Aufgabe:
An welchem Tag und mit welchem Alter starb Werner Knobloch laut dem Textauszug?

Textauszug:
▼
Die nächste geplante Reise nach Belfast, wo auch eine Art (Berliner) Mauer zwischen Katholiken und Protestanten zu bestaunen ist, musste wegen Corona abgesagt werden. Wie geht es weiter, Junge?“ fragten sich Verwandte und viele AssistentInnen aus den über 20 Jahren Betreuung als sie erfuhren, dass Werner, der sich wegen eines Routineeingriffes ins Krankenhaus begeben hatte, dort mit SarsCov 2 infiziert wurde und schließlich am 24. November 2020 an der Herz-Lungen-Maschine in der Charite mit 71 Jahren starb. 

Und sie stellen sich vor, dass Werner seine verstorbenen Angehörigen im Himmel wiedersieht und ihnen endlich berichten kann, dass er Ähnliches erlebt hat wie sie – nur halt „verkehrtrum“. 

Anmerkung der Redaktion: Liebe BBZ-Leser:innen, am Beispiel von Werner Knobloch sehen Sie, wie wichtig es ist, sich impfen zulassen. Sprechen sie Nachbarn, Freunde und Bekannte an und versuchen sie sie zu überzeugen. Wenn Sie geimpft sind, lassen sie sich bitte boostern – als eine Auffrischungsimpfung geben. Nur so können wir noch mehr Tode vermeiden.
▲
Vorliegendes Material:
▼
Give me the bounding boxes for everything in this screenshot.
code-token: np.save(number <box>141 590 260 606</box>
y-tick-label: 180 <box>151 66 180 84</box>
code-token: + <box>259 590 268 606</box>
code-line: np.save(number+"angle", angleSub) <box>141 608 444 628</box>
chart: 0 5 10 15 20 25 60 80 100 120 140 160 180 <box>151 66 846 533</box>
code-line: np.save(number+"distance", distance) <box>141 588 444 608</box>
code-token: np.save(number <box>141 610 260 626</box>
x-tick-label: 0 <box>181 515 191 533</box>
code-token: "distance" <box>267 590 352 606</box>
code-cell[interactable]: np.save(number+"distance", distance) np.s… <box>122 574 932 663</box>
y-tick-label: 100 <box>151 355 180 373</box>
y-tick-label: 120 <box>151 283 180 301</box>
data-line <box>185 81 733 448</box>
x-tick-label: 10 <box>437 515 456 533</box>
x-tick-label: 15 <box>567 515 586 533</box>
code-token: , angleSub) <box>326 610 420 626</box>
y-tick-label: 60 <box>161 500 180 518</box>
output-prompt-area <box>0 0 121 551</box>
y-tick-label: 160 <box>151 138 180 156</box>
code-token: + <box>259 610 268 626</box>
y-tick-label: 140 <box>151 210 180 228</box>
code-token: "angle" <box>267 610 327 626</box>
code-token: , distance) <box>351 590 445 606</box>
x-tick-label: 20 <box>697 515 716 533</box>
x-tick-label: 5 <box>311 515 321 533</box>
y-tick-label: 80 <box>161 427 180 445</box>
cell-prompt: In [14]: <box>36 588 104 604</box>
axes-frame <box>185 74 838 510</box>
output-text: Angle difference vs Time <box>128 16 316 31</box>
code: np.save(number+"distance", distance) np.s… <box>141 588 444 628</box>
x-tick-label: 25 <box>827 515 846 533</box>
▲
Lösung:
Er starb am 24. November 2020 mit 71 Jahren.